**EXERCISE PROMPT**
Each line containing the word "JSON" must be reported.

****************

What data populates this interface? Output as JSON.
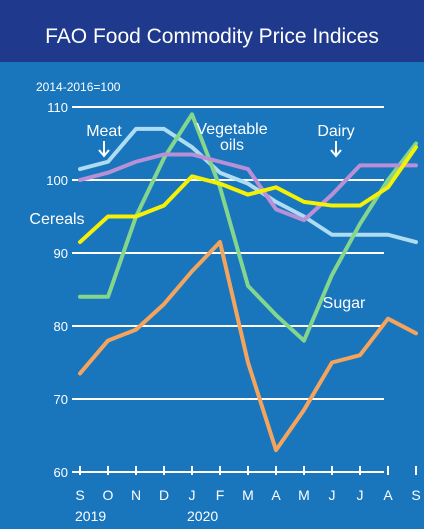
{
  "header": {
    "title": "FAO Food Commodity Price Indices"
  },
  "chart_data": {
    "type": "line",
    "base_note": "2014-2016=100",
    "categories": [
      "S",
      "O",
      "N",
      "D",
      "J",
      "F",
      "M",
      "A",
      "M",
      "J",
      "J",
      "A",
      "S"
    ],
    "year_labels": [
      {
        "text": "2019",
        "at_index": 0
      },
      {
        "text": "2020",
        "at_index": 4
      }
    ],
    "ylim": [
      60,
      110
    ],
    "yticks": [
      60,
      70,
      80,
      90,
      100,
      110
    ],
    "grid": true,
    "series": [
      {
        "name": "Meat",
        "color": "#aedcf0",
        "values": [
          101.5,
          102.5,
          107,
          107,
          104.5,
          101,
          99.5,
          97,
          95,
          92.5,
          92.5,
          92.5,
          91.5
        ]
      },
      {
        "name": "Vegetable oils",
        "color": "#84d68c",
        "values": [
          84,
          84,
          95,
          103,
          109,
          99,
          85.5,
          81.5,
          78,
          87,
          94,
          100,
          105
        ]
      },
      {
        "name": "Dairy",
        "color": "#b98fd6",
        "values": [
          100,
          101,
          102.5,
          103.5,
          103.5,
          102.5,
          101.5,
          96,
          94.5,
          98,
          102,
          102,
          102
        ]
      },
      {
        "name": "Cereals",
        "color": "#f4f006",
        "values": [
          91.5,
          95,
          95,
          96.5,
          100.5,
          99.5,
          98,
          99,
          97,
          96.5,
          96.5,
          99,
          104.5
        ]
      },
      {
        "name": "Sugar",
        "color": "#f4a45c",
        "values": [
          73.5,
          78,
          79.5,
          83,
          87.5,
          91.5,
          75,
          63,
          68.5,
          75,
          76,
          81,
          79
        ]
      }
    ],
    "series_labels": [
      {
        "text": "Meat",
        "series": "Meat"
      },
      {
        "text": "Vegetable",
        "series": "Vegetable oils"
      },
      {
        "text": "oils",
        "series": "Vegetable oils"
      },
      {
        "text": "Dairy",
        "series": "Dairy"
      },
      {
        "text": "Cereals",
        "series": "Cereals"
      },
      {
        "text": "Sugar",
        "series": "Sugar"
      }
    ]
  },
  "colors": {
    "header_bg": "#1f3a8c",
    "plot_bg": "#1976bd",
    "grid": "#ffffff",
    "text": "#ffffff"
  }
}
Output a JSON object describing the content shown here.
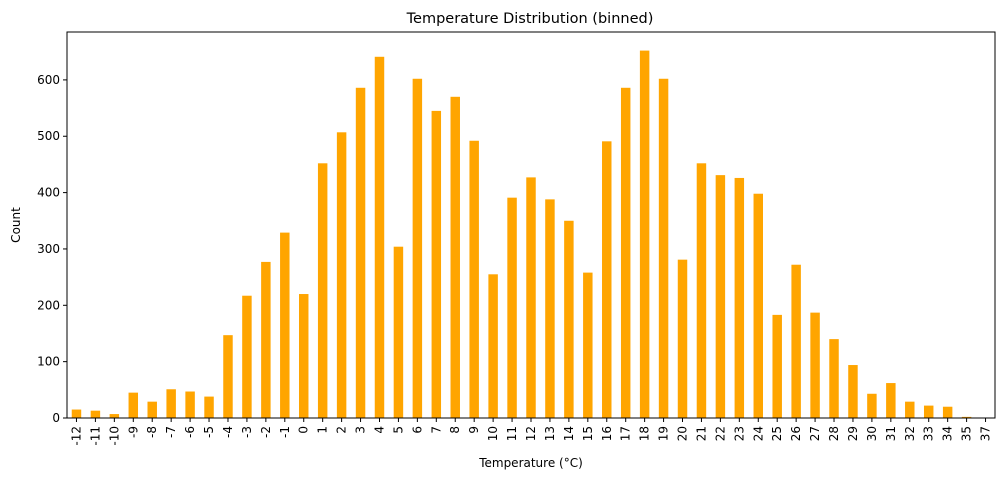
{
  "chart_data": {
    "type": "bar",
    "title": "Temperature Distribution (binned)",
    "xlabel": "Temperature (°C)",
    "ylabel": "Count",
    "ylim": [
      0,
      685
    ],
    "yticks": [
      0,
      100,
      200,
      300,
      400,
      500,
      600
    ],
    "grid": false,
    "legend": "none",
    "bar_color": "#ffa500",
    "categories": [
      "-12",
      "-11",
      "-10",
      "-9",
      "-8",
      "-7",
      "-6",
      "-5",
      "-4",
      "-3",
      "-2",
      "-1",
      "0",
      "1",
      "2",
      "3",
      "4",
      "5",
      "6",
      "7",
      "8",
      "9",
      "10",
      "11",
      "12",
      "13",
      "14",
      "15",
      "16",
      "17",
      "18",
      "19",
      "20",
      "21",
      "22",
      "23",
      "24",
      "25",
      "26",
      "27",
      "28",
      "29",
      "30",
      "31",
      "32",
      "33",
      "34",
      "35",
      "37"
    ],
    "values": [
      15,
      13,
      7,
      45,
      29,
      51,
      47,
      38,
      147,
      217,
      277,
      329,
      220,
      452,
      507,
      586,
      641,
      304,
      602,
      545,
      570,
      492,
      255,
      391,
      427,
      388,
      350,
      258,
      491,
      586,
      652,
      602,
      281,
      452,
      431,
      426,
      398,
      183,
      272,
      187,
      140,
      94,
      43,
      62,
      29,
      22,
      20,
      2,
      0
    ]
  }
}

****************

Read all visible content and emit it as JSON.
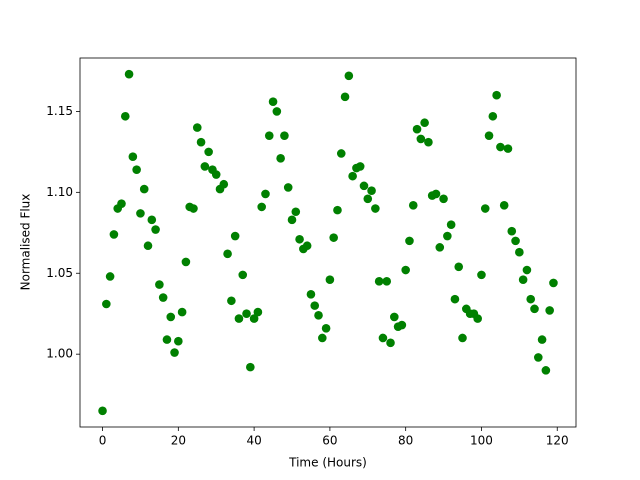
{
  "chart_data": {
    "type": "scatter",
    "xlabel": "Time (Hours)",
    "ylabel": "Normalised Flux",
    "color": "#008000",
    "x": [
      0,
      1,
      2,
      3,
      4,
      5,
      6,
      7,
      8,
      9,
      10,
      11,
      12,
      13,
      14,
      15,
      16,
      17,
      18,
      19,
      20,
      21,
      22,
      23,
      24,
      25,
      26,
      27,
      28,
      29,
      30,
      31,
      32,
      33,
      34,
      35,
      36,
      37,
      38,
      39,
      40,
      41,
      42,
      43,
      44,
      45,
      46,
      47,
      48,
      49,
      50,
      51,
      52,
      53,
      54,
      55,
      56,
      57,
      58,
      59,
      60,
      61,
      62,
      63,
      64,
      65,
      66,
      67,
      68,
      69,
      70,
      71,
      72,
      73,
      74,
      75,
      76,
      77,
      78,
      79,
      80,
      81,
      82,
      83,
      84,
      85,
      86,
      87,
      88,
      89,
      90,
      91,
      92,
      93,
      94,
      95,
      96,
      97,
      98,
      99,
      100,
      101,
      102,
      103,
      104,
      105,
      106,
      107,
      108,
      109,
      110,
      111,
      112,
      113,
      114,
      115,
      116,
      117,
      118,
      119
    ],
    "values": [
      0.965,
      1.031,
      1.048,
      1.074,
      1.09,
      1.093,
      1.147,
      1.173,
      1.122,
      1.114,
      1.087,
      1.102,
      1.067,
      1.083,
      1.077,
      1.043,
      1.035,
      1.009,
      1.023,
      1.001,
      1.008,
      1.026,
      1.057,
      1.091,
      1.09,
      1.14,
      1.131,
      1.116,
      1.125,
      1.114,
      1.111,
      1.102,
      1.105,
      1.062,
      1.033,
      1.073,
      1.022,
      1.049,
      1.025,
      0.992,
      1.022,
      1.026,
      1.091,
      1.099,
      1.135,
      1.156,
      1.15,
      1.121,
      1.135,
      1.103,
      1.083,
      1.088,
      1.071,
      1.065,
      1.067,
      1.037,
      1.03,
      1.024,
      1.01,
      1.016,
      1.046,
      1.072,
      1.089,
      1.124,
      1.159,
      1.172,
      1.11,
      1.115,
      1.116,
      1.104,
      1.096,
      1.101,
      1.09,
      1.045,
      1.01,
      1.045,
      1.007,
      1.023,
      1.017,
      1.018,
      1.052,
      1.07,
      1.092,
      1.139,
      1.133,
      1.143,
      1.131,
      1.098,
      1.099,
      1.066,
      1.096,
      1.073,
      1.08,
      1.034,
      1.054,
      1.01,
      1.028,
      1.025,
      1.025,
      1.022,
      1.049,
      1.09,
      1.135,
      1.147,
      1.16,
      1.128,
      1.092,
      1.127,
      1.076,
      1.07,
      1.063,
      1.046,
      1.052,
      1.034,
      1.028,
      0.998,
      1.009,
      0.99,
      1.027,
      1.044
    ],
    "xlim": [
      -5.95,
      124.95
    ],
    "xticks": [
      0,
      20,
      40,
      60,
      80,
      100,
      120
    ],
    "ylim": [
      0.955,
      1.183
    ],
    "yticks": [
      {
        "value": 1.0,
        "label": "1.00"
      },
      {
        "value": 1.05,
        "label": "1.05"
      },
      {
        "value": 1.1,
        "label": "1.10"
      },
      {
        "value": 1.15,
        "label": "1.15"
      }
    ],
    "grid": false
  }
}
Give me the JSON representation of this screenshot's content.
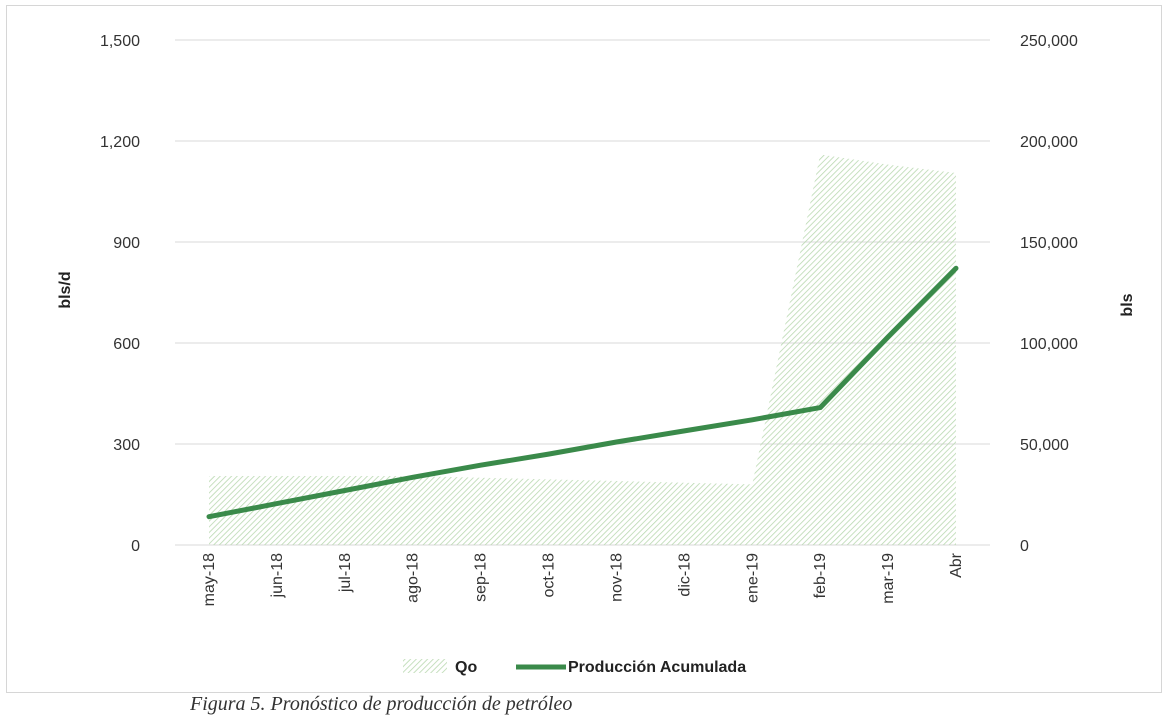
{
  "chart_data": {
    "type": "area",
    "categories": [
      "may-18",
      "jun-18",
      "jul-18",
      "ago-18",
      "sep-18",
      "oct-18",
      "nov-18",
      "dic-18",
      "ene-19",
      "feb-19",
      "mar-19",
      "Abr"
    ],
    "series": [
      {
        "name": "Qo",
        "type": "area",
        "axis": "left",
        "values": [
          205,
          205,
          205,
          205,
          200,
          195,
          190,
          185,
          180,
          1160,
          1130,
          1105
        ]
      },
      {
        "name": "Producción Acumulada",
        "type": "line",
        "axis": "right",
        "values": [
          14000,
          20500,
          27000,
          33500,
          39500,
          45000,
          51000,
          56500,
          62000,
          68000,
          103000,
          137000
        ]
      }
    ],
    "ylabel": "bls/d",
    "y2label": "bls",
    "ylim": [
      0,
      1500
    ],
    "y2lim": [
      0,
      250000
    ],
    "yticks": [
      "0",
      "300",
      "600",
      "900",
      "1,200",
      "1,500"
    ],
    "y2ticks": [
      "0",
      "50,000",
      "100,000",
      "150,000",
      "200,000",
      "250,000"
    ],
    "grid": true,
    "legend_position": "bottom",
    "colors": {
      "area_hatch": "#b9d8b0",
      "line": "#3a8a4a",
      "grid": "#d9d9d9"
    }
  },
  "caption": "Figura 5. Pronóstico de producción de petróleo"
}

****************

**ANSWER FOR THIS EXERCISE**
What data populates this interface? Output as JSON.
Output a JSON object describing the content shown here.
Read all visible content and emit it as JSON.
Give me the JSON representation of this screenshot's content.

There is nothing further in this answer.